SUPPLIED ENTRIES —
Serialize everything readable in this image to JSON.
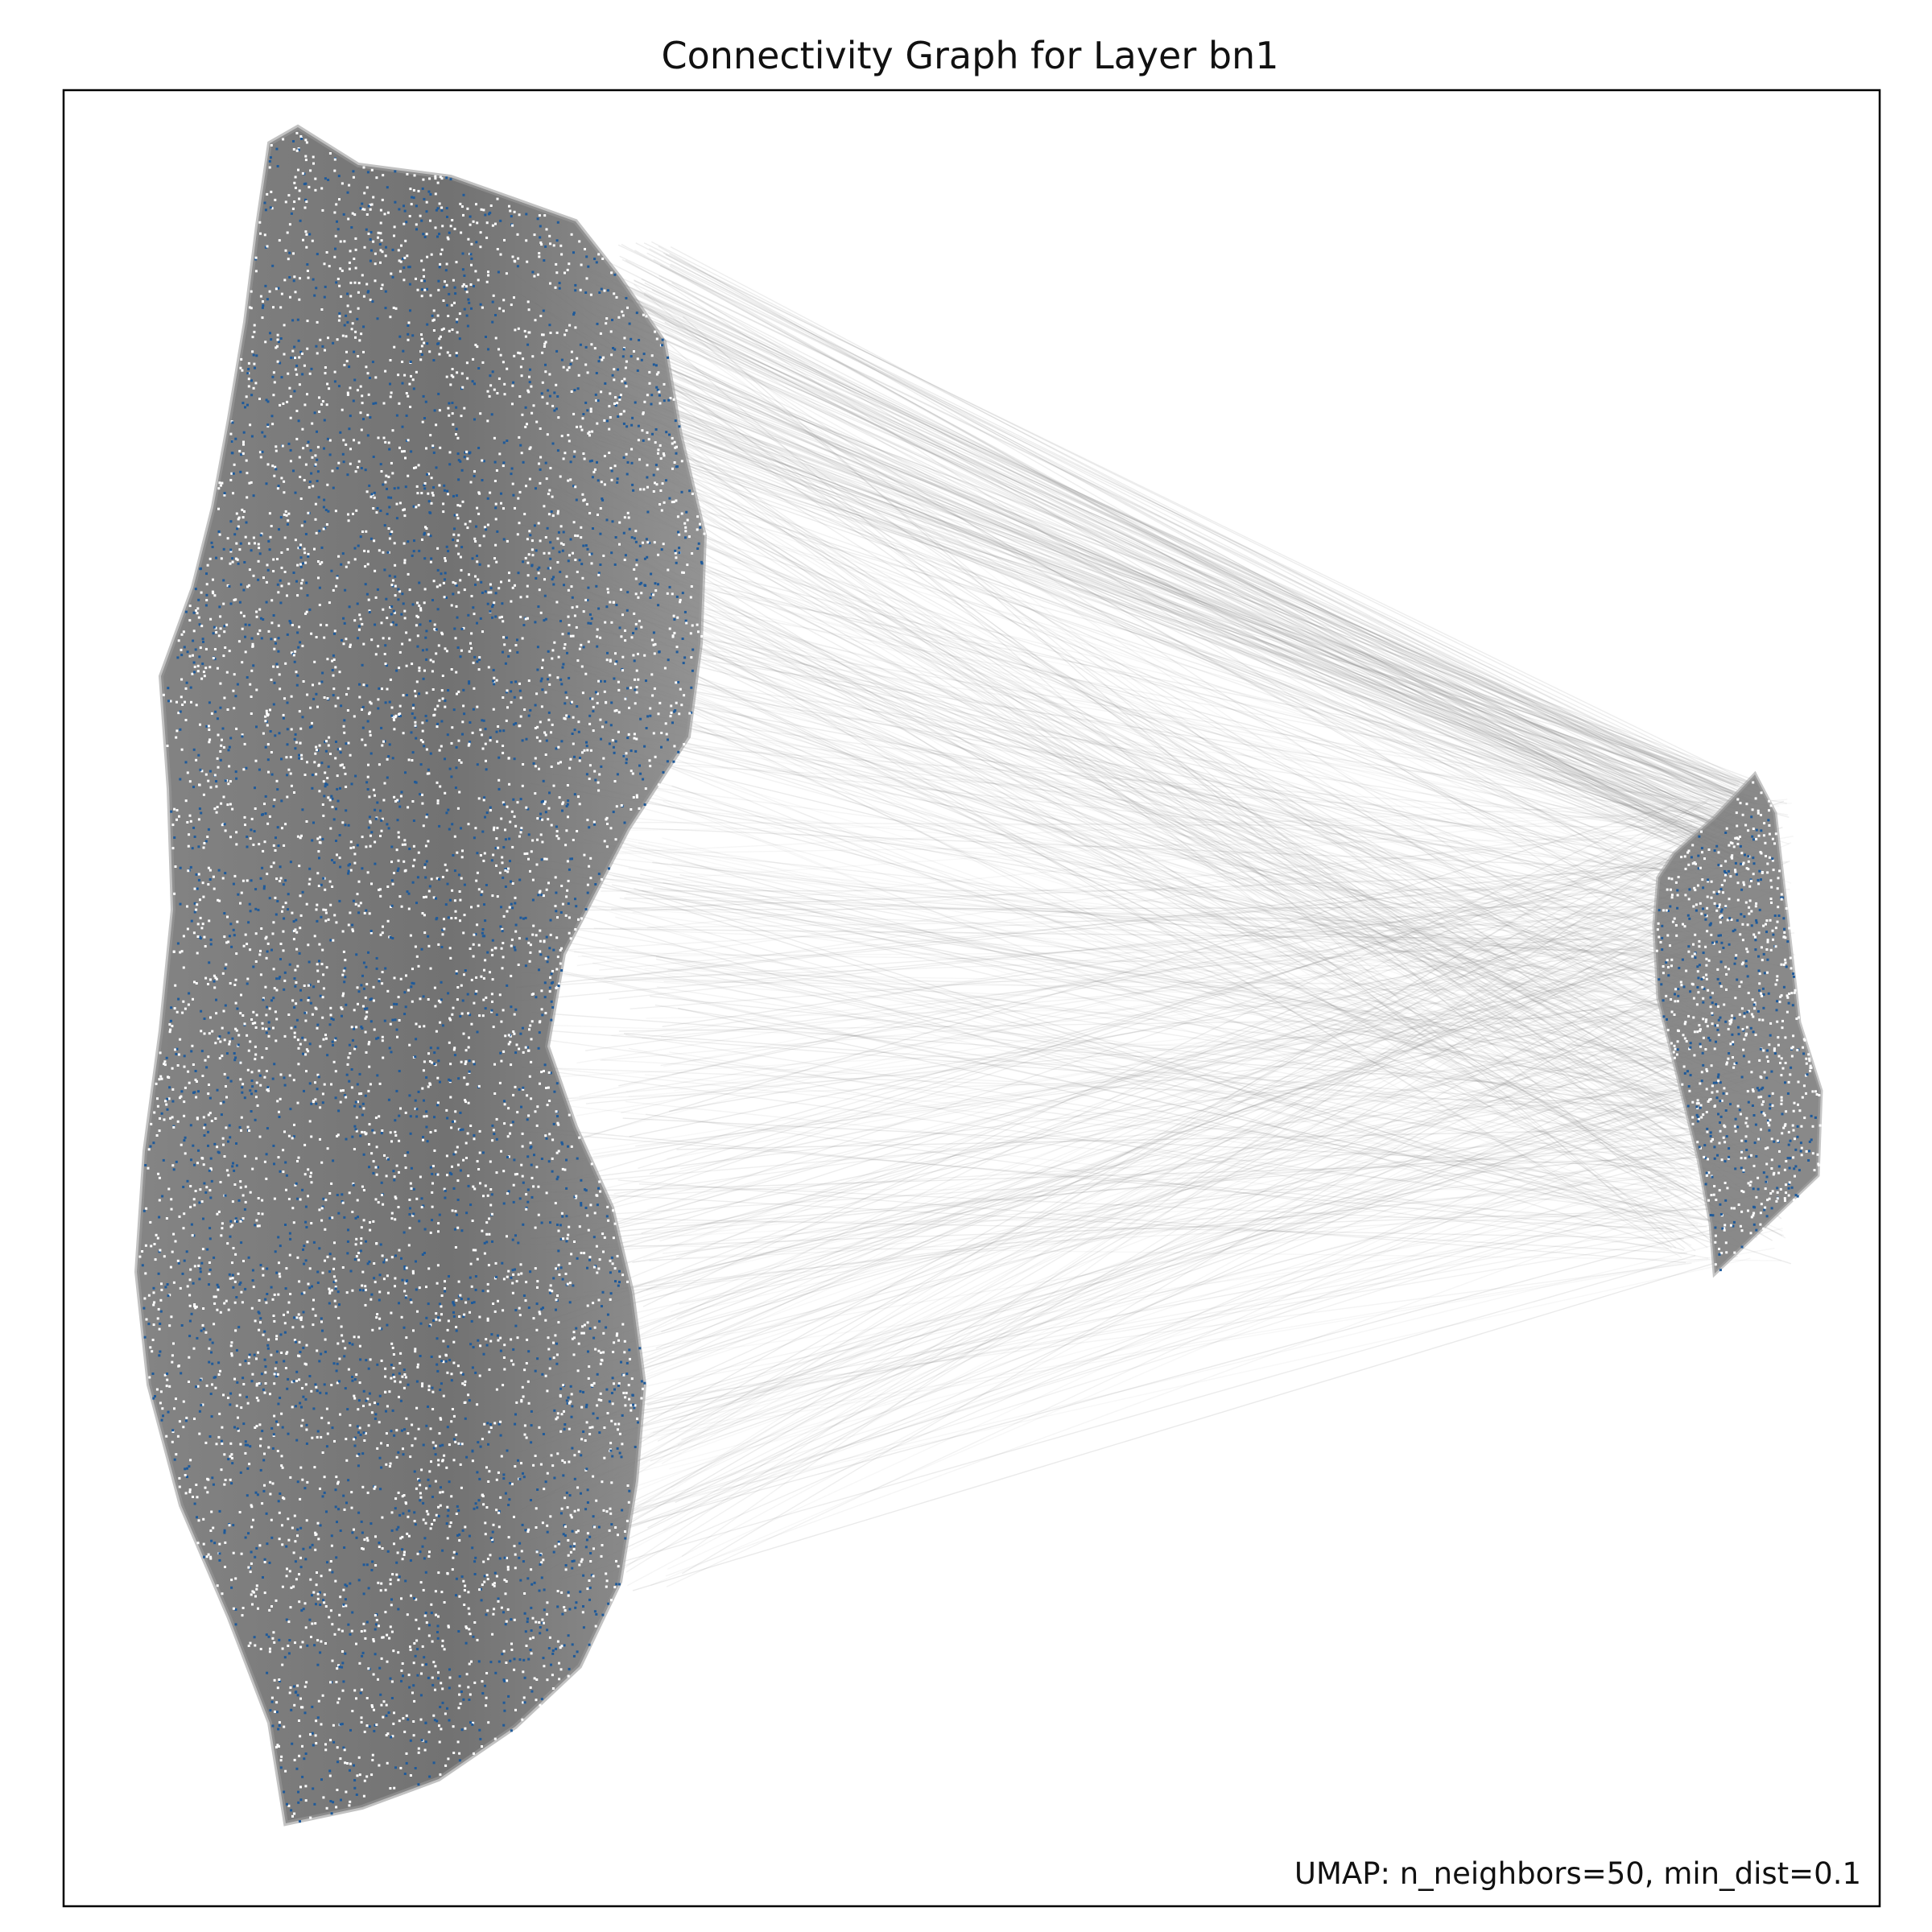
{
  "chart_data": {
    "type": "scatter",
    "title": "Connectivity Graph for Layer bn1",
    "annotation": "UMAP: n_neighbors=50, min_dist=0.1",
    "xlabel": "",
    "ylabel": "",
    "axis_ticks": false,
    "grid": false,
    "legend": "none",
    "clusters": [
      {
        "id": "large-cluster",
        "point_color": "#1f5a9a",
        "approx_points": 20000
      },
      {
        "id": "small-cluster",
        "point_color": "#1f5a9a",
        "approx_points": 2500
      }
    ],
    "edge_color": "#808080",
    "edge_style": "connectivity-graph"
  }
}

AIM OF THE EXERCISE —
Reproduce each entry verbatim, excluding any embedded images.

EXPECTED ANSWER —
Serialize everything readable in this image to JSON.
{
  "chart_data": {
    "type": "scatter",
    "title": "Connectivity Graph for Layer bn1",
    "annotation": "UMAP: n_neighbors=50, min_dist=0.1",
    "xlabel": "",
    "ylabel": "",
    "axis_ticks": false,
    "grid": false,
    "legend": "none",
    "clusters": [
      {
        "id": "large-cluster",
        "point_color": "#1f5a9a",
        "approx_points": 20000
      },
      {
        "id": "small-cluster",
        "point_color": "#1f5a9a",
        "approx_points": 2500
      }
    ],
    "edge_color": "#808080",
    "edge_style": "connectivity-graph"
  }
}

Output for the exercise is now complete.